Requirements »
Provide only the number of lines in the records below that include "main".

Given data »
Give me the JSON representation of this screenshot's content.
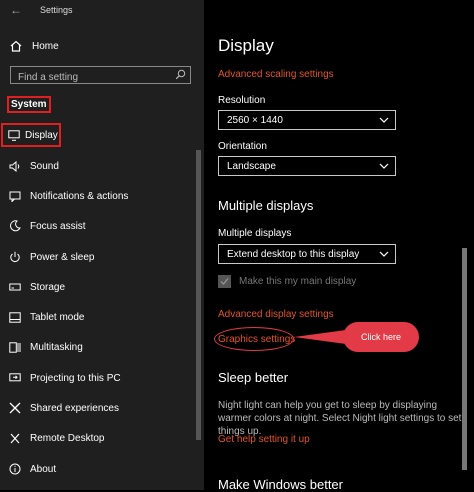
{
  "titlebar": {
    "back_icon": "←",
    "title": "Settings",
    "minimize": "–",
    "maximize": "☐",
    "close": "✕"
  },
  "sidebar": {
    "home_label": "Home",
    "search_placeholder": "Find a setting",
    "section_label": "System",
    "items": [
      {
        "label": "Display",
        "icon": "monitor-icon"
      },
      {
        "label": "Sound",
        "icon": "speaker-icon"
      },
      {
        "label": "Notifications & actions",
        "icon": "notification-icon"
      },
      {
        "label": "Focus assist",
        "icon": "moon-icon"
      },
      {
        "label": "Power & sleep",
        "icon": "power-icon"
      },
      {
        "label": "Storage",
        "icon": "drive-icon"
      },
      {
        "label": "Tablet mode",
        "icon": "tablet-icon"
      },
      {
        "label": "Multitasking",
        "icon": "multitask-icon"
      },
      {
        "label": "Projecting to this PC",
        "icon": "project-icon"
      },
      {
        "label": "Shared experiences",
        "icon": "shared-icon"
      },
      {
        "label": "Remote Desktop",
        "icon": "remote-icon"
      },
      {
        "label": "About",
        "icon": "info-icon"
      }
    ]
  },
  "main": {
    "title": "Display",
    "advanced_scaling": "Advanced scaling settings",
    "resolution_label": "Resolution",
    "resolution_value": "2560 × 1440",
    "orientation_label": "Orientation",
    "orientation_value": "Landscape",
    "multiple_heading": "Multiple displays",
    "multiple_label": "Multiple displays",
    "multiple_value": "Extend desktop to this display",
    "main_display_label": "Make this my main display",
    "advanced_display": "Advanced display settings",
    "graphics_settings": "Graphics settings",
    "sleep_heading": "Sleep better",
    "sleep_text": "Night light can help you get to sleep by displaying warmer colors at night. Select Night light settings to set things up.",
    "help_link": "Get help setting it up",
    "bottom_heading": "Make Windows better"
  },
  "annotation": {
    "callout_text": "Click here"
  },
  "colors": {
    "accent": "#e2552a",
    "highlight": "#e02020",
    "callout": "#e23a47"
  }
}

Response to the exercise »
2